WORK TO DO
Records follow. Select each line holding "this".

DATA EXTRACT
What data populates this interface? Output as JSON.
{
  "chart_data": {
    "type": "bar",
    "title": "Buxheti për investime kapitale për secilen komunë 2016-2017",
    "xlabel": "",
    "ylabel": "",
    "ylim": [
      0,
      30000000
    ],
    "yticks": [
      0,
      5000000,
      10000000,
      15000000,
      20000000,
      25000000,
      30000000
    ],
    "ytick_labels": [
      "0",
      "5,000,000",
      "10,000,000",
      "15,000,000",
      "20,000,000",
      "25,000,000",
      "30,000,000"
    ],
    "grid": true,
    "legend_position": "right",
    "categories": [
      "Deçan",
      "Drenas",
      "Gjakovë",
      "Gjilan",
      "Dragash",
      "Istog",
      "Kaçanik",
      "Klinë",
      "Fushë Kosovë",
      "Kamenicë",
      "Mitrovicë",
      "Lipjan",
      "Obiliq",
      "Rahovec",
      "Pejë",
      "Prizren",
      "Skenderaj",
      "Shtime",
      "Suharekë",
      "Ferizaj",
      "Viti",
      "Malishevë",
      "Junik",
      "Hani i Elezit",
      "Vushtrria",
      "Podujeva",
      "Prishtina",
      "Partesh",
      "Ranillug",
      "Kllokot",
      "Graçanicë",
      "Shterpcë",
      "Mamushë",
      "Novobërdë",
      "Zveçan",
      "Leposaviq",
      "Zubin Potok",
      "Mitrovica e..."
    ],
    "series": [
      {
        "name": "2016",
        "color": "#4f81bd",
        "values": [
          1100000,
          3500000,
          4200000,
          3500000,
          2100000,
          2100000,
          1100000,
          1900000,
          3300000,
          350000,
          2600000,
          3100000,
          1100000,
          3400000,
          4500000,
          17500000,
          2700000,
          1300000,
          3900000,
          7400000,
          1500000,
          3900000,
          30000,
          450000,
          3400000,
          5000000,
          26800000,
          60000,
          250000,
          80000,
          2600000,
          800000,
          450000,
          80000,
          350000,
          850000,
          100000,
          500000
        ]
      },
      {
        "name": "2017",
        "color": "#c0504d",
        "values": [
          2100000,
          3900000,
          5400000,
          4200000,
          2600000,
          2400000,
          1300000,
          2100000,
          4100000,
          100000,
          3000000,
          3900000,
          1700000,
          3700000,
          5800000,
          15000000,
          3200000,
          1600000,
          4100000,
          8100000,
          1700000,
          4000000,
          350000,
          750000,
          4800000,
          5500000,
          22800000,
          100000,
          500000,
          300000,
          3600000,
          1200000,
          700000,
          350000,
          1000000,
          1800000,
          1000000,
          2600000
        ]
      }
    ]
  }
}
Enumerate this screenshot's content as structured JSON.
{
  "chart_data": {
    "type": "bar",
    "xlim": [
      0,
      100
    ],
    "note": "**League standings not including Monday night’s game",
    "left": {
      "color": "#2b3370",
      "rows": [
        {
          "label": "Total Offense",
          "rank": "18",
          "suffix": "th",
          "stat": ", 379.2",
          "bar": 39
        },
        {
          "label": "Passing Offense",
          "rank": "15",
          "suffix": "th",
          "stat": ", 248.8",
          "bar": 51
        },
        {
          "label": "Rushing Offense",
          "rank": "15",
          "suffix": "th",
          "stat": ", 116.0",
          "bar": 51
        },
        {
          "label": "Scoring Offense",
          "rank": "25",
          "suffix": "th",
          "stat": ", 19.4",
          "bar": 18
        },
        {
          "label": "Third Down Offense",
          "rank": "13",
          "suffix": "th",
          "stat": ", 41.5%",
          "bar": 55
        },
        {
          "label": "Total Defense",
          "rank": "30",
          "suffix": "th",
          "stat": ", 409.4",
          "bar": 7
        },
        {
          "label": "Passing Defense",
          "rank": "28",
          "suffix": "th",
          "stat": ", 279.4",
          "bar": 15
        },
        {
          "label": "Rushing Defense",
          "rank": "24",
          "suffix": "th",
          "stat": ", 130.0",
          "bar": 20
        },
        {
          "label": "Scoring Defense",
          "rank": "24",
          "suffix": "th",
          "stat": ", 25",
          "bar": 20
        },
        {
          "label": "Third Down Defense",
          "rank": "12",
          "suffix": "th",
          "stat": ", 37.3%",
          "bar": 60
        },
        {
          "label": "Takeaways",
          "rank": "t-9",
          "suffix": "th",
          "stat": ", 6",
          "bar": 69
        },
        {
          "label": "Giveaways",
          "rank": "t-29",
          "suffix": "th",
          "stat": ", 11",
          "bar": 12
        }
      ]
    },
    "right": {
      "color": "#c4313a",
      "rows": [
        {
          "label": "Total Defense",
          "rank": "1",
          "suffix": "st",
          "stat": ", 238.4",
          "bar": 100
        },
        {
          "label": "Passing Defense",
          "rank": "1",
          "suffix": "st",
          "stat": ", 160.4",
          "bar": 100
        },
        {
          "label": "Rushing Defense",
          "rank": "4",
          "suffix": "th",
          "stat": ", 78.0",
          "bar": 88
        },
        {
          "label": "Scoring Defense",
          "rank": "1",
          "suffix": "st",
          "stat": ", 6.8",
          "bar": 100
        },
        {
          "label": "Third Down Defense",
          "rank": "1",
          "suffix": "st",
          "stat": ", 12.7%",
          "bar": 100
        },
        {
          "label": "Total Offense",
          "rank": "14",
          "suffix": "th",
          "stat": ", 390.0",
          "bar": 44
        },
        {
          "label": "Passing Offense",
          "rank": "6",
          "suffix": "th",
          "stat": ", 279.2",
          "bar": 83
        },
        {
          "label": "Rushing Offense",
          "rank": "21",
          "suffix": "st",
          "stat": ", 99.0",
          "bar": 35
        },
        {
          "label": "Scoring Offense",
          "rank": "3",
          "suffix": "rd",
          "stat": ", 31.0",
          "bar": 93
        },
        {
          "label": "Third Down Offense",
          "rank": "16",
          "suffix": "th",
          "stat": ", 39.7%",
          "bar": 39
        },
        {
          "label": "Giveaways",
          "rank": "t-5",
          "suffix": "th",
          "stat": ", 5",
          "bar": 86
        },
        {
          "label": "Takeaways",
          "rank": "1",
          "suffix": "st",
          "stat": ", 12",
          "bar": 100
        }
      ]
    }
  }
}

WORKED SOLUTION
What data populates this interface? Output as JSON.
Enumerate this screenshot's content as structured JSON.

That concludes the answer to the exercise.